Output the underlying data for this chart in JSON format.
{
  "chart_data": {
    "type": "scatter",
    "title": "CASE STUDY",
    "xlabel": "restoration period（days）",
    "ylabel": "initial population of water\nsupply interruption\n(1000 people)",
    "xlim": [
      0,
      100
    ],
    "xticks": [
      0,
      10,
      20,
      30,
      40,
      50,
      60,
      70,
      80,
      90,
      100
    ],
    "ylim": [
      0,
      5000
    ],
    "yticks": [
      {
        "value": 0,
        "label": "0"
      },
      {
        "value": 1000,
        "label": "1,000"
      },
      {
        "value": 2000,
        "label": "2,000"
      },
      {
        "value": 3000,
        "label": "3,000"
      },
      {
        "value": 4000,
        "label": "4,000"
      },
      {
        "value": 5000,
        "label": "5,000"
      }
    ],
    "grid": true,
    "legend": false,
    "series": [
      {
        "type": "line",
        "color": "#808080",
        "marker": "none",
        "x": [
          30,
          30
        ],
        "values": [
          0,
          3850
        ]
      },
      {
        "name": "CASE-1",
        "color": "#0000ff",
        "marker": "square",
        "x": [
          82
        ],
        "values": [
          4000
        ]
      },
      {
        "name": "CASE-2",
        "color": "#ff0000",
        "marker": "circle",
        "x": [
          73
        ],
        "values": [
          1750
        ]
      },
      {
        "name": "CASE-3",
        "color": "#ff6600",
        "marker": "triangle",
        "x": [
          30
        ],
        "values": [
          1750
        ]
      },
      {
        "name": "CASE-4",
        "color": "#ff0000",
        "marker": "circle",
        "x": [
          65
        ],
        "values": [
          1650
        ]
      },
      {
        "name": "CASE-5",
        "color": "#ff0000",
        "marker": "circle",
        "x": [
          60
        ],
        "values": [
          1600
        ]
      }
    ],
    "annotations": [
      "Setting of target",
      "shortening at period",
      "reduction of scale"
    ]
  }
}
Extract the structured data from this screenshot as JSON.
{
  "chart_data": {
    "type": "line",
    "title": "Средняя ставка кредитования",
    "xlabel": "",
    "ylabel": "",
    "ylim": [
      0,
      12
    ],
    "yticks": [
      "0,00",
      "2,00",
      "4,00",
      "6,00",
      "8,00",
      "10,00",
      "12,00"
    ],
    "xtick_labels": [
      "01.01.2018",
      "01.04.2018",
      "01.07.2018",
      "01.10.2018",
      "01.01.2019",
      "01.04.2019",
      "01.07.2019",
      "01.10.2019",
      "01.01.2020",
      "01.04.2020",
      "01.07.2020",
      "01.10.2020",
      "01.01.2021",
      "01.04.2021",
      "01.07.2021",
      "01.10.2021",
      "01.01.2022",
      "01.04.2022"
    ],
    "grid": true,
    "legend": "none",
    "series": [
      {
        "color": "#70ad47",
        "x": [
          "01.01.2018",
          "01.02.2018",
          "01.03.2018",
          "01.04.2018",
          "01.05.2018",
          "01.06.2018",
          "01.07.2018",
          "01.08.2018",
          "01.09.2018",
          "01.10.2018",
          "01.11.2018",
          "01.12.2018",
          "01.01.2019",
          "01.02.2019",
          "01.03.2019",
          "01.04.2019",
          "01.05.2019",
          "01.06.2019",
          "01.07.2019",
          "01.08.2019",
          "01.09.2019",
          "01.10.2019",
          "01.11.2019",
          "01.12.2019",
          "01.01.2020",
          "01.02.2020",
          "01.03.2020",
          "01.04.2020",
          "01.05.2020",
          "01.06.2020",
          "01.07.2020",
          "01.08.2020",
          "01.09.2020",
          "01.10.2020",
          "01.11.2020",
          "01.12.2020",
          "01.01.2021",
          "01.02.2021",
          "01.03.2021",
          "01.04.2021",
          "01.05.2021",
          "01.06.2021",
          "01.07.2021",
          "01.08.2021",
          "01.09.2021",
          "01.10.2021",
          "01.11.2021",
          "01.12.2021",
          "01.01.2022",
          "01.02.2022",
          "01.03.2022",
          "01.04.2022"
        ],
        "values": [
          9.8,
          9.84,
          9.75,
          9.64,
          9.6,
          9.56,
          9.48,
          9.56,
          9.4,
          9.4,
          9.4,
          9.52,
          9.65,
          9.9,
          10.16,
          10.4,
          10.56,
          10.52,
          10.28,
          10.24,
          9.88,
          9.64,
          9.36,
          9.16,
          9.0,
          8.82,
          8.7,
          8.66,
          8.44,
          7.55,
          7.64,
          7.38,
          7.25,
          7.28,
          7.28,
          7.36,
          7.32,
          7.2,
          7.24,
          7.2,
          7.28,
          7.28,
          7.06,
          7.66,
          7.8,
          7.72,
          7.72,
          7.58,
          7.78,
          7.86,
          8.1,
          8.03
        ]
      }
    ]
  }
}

-.-.-

What needs to be done: Identify all lines in the records above with the word "ylabel".

Exercise answer:
    "ylabel": "initial population of water\nsupply interruption\n(1000 people)",
    "ylabel": "",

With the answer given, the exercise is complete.